>> BEGIN Input data
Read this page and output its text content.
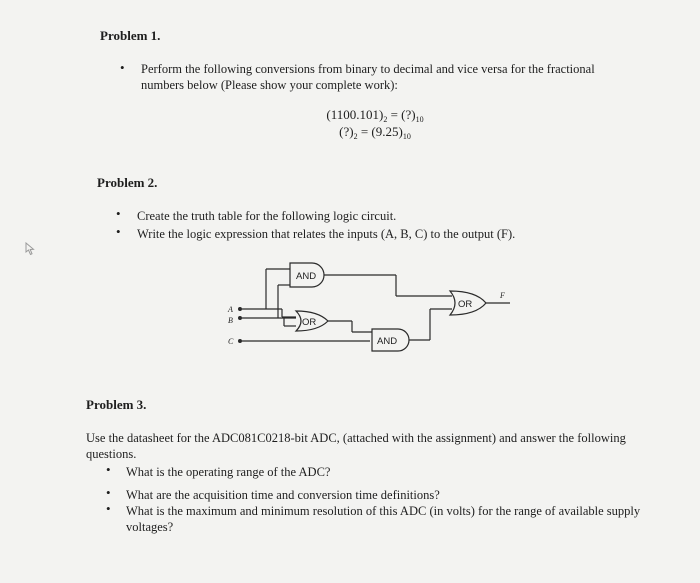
Problem 1.
• Perform the following conversions from binary to decimal and vice versa for the fractional numbers below (Please show your complete work):
$(1100.101)_2$ = $(?)_{10}$
$(?)_2 = (9.25)_{10}$
Problem 2.
• Create the truth table for the following logic circuit.
• Write the logic expression that relates the inputs (A, B, C) to the output (F).
AND
OR
AND
OR
A
B
C
F
Problem 3.
Use the datasheet for the ADC081C0218-bit ADC, (attached with the assignment) and answer the following questions.
• What is the operating range of the ADC?
• What are the acquisition time and conversion time definitions?
• What is the maximum and minimum resolution of this ADC (in volts) for the range of available supply voltages?
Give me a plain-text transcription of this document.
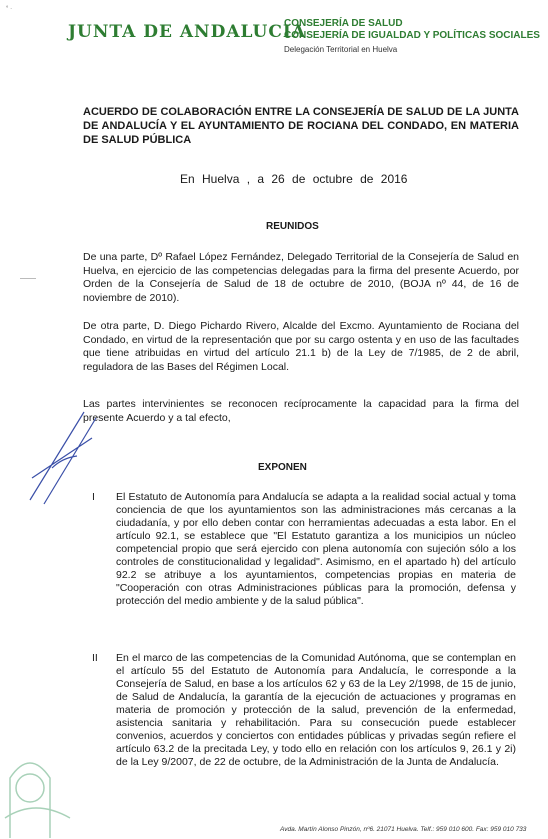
° ·
JUNTA DE ANDALUCIA
CONSEJERÍA DE SALUD
CONSEJERÍA DE IGUALDAD Y POLÍTICAS SOCIALES
Delegación Territorial en Huelva
ACUERDO DE COLABORACIÓN ENTRE LA CONSEJERÍA DE SALUD DE LA JUNTA DE ANDALUCÍA Y EL AYUNTAMIENTO DE ROCIANA DEL CONDADO, EN MATERIA DE SALUD PÚBLICA
En Huelva , a 26 de octubre de 2016
REUNIDOS
De una parte, Dº Rafael López Fernández, Delegado Territorial de la Consejería de Salud en Huelva, en ejercicio de las competencias delegadas para la firma del presente Acuerdo, por Orden de la Consejería de Salud de 18 de octubre de 2010, (BOJA nº 44, de 16 de noviembre de 2010).
De otra parte, D. Diego Pichardo Rivero, Alcalde del Excmo. Ayuntamiento de Rociana del Condado, en virtud de la representación que por su cargo ostenta y en uso de las facultades que tiene atribuidas en virtud del artículo 21.1 b) de la Ley de 7/1985, de 2 de abril, reguladora de las Bases del Régimen Local.
Las partes intervinientes se reconocen recíprocamente la capacidad para la firma del presente Acuerdo y a tal efecto,
EXPONEN
I El Estatuto de Autonomía para Andalucía se adapta a la realidad social actual y toma conciencia de que los ayuntamientos son las administraciones más cercanas a la ciudadanía, y por ello deben contar con herramientas adecuadas a esta labor. En el artículo 92.1, se establece que "El Estatuto garantiza a los municipios un núcleo competencial propio que será ejercido con plena autonomía con sujeción sólo a los controles de constitucionalidad y legalidad". Asimismo, en el apartado h) del artículo 92.2 se atribuye a los ayuntamientos, competencias propias en materia de "Cooperación con otras Administraciones públicas para la promoción, defensa y protección del medio ambiente y de la salud pública".
II En el marco de las competencias de la Comunidad Autónoma, que se contemplan en el artículo 55 del Estatuto de Autonomía para Andalucía, le corresponde a la Consejería de Salud, en base a los artículos 62 y 63 de la Ley 2/1998, de 15 de junio, de Salud de Andalucía, la garantía de la ejecución de actuaciones y programas en materia de promoción y protección de la salud, prevención de la enfermedad, asistencia sanitaria y rehabilitación. Para su consecución puede establecer convenios, acuerdos y conciertos con entidades públicas y privadas según refiere el artículo 63.2 de la precitada Ley, y todo ello en relación con los artículos 9, 26.1 y 2i) de la Ley 9/2007, de 22 de octubre, de la Administración de la Junta de Andalucía.
Avda. Martín Alonso Pinzón, nº6. 21071 Huelva. Telf.: 959 010 600. Fax: 959 010 733
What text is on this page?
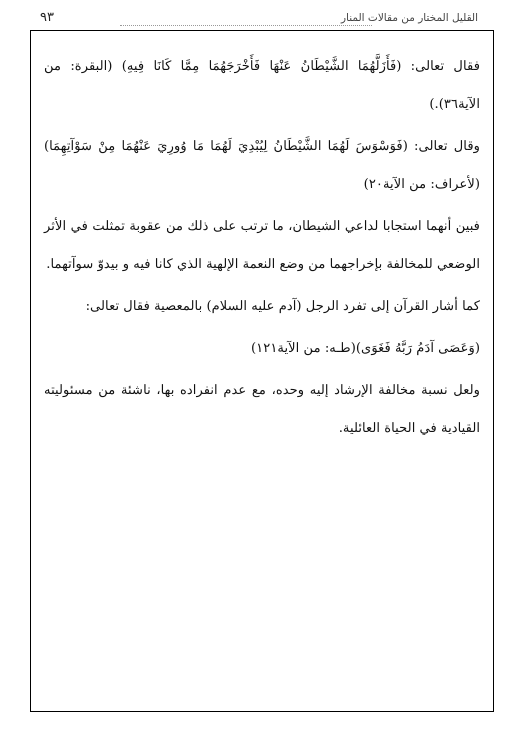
القليل المختار من مقالات المنار
٩٣

فقال تعالى: (فَأَزَلَّهُمَا الشَّيْطَانُ عَنْهَا فَأَخْرَجَهُمَا مِمَّا كَانَا فِيهِ) (البقرة: من الآية٣٦).)

وقال تعالى: (فَوَسْوَسَ لَهُمَا الشَّيْطَانُ لِيُبْدِيَ لَهُمَا مَا وُورِيَ عَنْهُمَا مِنْ سَوْآتِهِمَا)(لأعراف: من الآية٢٠)

فبين أنهما استجابا لداعي الشيطان، ما ترتب على ذلك من عقوبة تمثلت في الأثر الوضعي للمخالفة بإخراجهما من وضع النعمة الإلهية الذي كانا فيه و بيدوّ سوآتهما.

كما أشار القرآن إلى تفرد الرجل (آدم عليه السلام) بالمعصية فقال تعالى:

(وَعَصَى آدَمُ رَبَّهُ فَغَوَى)(طـه: من الآية١٢١)

ولعل نسبة مخالفة الإرشاد إليه وحده، مع عدم انفراده بها، ناشئة من مسئوليته القيادية في الحياة العائلية.
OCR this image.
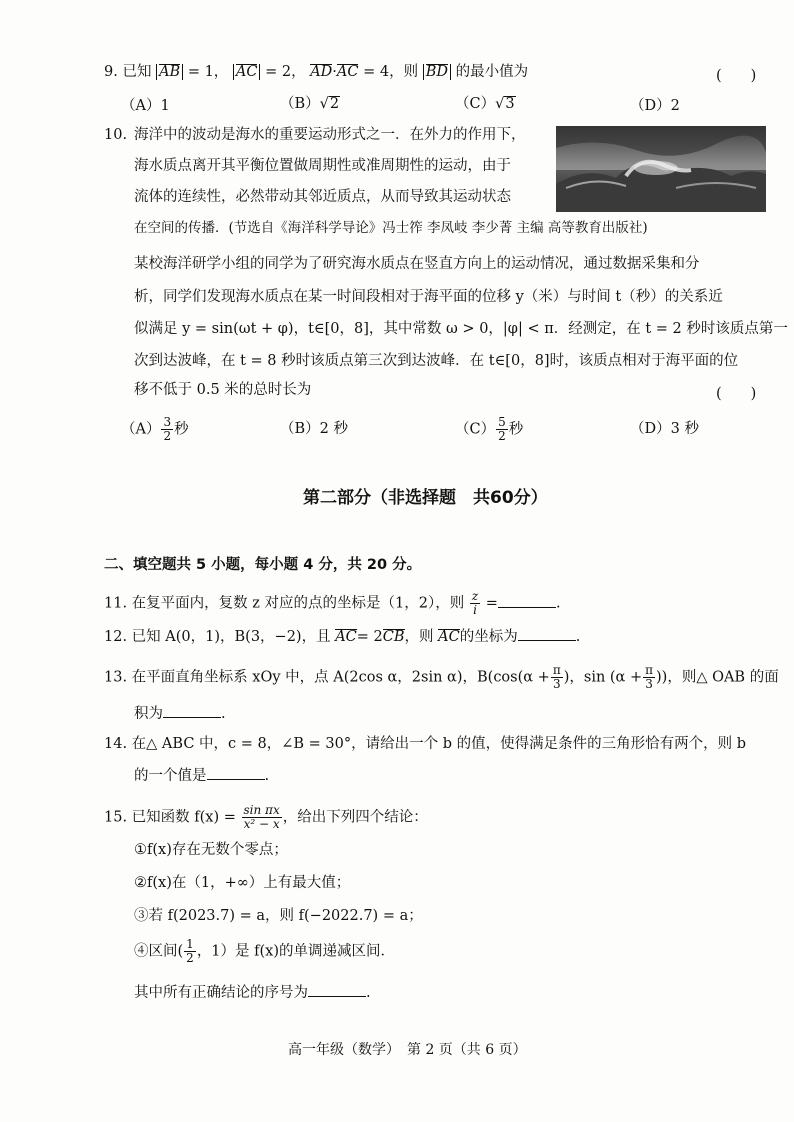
9. 已知 AB = 1， AC = 2， AD·AC = 4，则 BD 的最小值为	(　　)
（A）1	（B）√2	（C）√3	（D）2
10. 海洋中的波动是海水的重要运动形式之一．在外力的作用下，
海水质点离开其平衡位置做周期性或准周期性的运动，由于
流体的连续性，必然带动其邻近质点，从而导致其运动状态
在空间的传播．(节选自《海洋科学导论》冯士筰 李凤岐 李少菁 主编 高等教育出版社)
某校海洋研学小组的同学为了研究海水质点在竖直方向上的运动情况，通过数据采集和分
析，同学们发现海水质点在某一时间段相对于海平面的位移 y（米）与时间 t（秒）的关系近
似满足 y = sin(ωt + φ)，t∈[0，8]，其中常数 ω > 0，|φ| < π．经测定，在 t = 2 秒时该质点第一
次到达波峰，在 t = 8 秒时该质点第三次到达波峰．在 t∈[0，8]时，该质点相对于海平面的位
移不低于 0.5 米的总时长为	(　　)
$(A) \frac{3}{2}$ 秒	（B）2 秒	$(C) \frac{5}{2}$ 秒	（D）3 秒
第二部分（非选择题　共60分）
二、填空题共 5 小题，每小题 4 分，共 20 分。
11. 在复平面内，复数 z 对应的点的坐标是（1，2），则 $\frac{z}{i}$ =	.
12. 已知 A(0，1)，B(3，−2)，且 AC= 2CB，则 AC的坐标为	.
13. 在平面直角坐标系 xOy 中，点 A(2cos α，2sin α)，$B(\cos(\alpha + \frac{\pi}{3}$ )，$\sin (\alpha + \frac{\pi}{3}$ ))，则△ OAB 的面
积为	.
14. 在△ ABC 中，c = 8，∠B = 30°，请给出一个 b 的值，使得满足条件的三角形恰有两个，则 b
的一个值是	.
15. 已知函数 $f(x) = \frac{\text{sin πx}}{\text{x² − x}}$ ，给出下列四个结论：
①f(x)存在无数个零点；
②f(x)在（1，+∞）上有最大值；
③若 f(2023.7) = a，则 f(−2022.7) = a；
④区间( $\frac{1}{2}$ ，1）是 f(x)的单调递减区间．
其中所有正确结论的序号为	.
高一年级（数学）　第 2 页（共 6 页）
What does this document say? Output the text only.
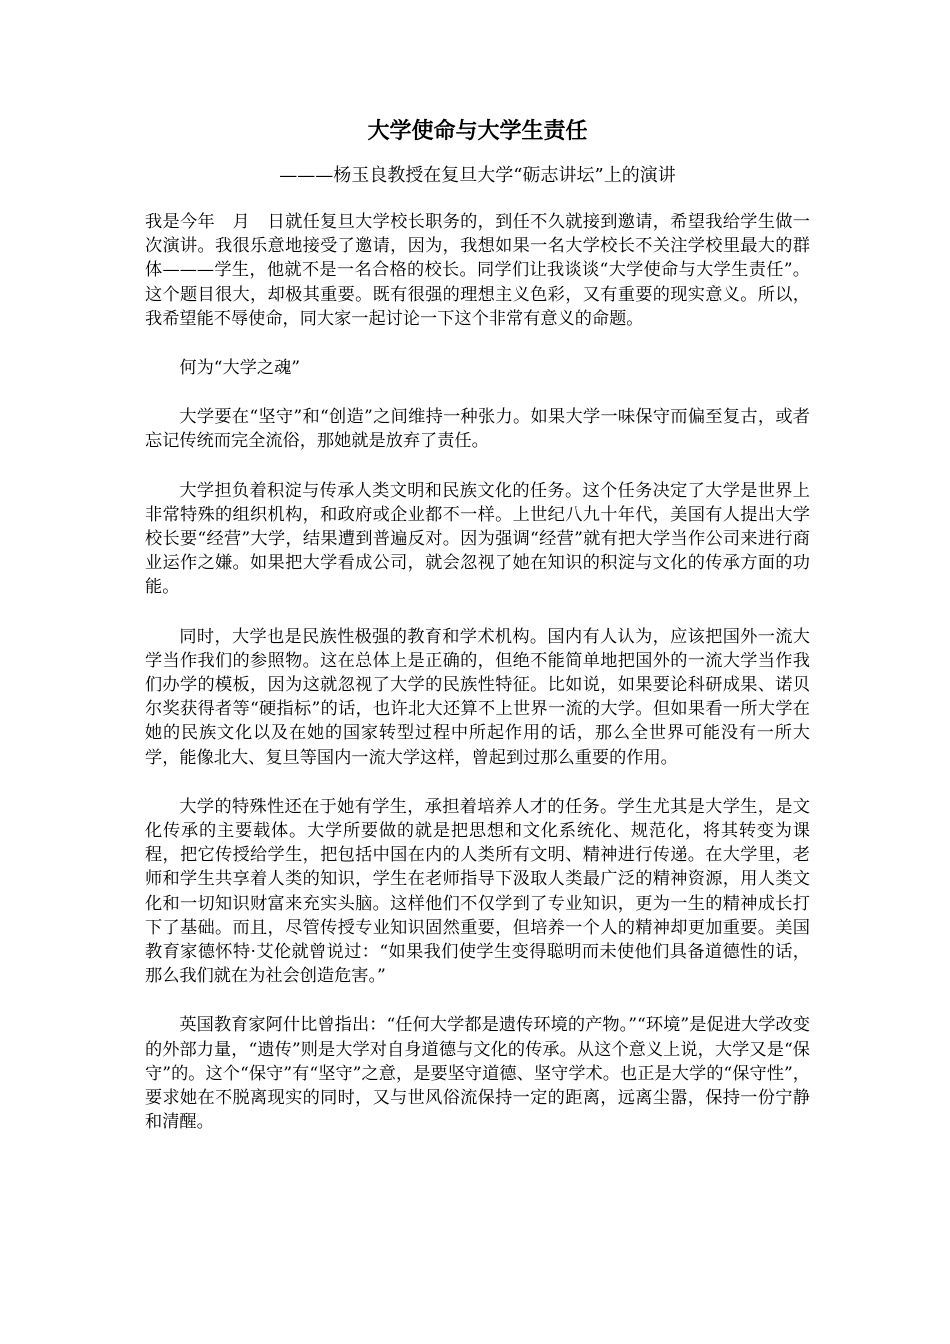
大学使命与大学生责任

———杨玉良教授在复旦大学“砺志讲坛”上的演讲

我是今年　月　日就任复旦大学校长职务的，到任不久就接到邀请，希望我给学生做一次演讲。我很乐意地接受了邀请，因为，我想如果一名大学校长不关注学校里最大的群体———学生，他就不是一名合格的校长。同学们让我谈谈“大学使命与大学生责任”。这个题目很大，却极其重要。既有很强的理想主义色彩，又有重要的现实意义。所以，我希望能不辱使命，同大家一起讨论一下这个非常有意义的命题。

何为“大学之魂”

大学要在“坚守”和“创造”之间维持一种张力。如果大学一味保守而偏至复古，或者忘记传统而完全流俗，那她就是放弃了责任。

大学担负着积淀与传承人类文明和民族文化的任务。这个任务决定了大学是世界上非常特殊的组织机构，和政府或企业都不一样。上世纪八九十年代，美国有人提出大学校长要“经营”大学，结果遭到普遍反对。因为强调“经营”就有把大学当作公司来进行商业运作之嫌。如果把大学看成公司，就会忽视了她在知识的积淀与文化的传承方面的功能。

同时，大学也是民族性极强的教育和学术机构。国内有人认为，应该把国外一流大学当作我们的参照物。这在总体上是正确的，但绝不能简单地把国外的一流大学当作我们办学的模板，因为这就忽视了大学的民族性特征。比如说，如果要论科研成果、诺贝尔奖获得者等“硬指标”的话，也许北大还算不上世界一流的大学。但如果看一所大学在她的民族文化以及在她的国家转型过程中所起作用的话，那么全世界可能没有一所大学，能像北大、复旦等国内一流大学这样，曾起到过那么重要的作用。

大学的特殊性还在于她有学生，承担着培养人才的任务。学生尤其是大学生，是文化传承的主要载体。大学所要做的就是把思想和文化系统化、规范化，将其转变为课程，把它传授给学生，把包括中国在内的人类所有文明、精神进行传递。在大学里，老师和学生共享着人类的知识，学生在老师指导下汲取人类最广泛的精神资源，用人类文化和一切知识财富来充实头脑。这样他们不仅学到了专业知识，更为一生的精神成长打下了基础。而且，尽管传授专业知识固然重要，但培养一个人的精神却更加重要。美国教育家德怀特·艾伦就曾说过：“如果我们使学生变得聪明而未使他们具备道德性的话，那么我们就在为社会创造危害。”

英国教育家阿什比曾指出：“任何大学都是遗传环境的产物。”“环境”是促进大学改变的外部力量，“遗传”则是大学对自身道德与文化的传承。从这个意义上说，大学又是“保守”的。这个“保守”有“坚守”之意，是要坚守道德、坚守学术。也正是大学的“保守性”，要求她在不脱离现实的同时，又与世风俗流保持一定的距离，远离尘嚣，保持一份宁静和清醒。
>> END Input data
Go through the listing above and return every line where the word "Estatuto" occurs.

### Task output
I El Estatuto de Autonomía para Andalucía se adapta a la realidad social actual y toma conciencia de que los ayuntamientos son las administraciones más cercanas a la ciudadanía, y por ello deben contar con herramientas adecuadas a esta labor. En el artículo 92.1, se establece que "El Estatuto garantiza a los municipios un núcleo competencial propio que será ejercido con plena autonomía con sujeción sólo a los controles de constitucionalidad y legalidad". Asimismo, en el apartado h) del artículo 92.2 se atribuye a los ayuntamientos, competencias propias en materia de "Cooperación con otras Administraciones públicas para la promoción, defensa y protección del medio ambiente y de la salud pública".
II En el marco de las competencias de la Comunidad Autónoma, que se contemplan en el artículo 55 del Estatuto de Autonomía para Andalucía, le corresponde a la Consejería de Salud, en base a los artículos 62 y 63 de la Ley 2/1998, de 15 de junio, de Salud de Andalucía, la garantía de la ejecución de actuaciones y programas en materia de promoción y protección de la salud, prevención de la enfermedad, asistencia sanitaria y rehabilitación. Para su consecución puede establecer convenios, acuerdos y conciertos con entidades públicas y privadas según refiere el artículo 63.2 de la precitada Ley, y todo ello en relación con los artículos 9, 26.1 y 2i) de la Ley 9/2007, de 22 de octubre, de la Administración de la Junta de Andalucía.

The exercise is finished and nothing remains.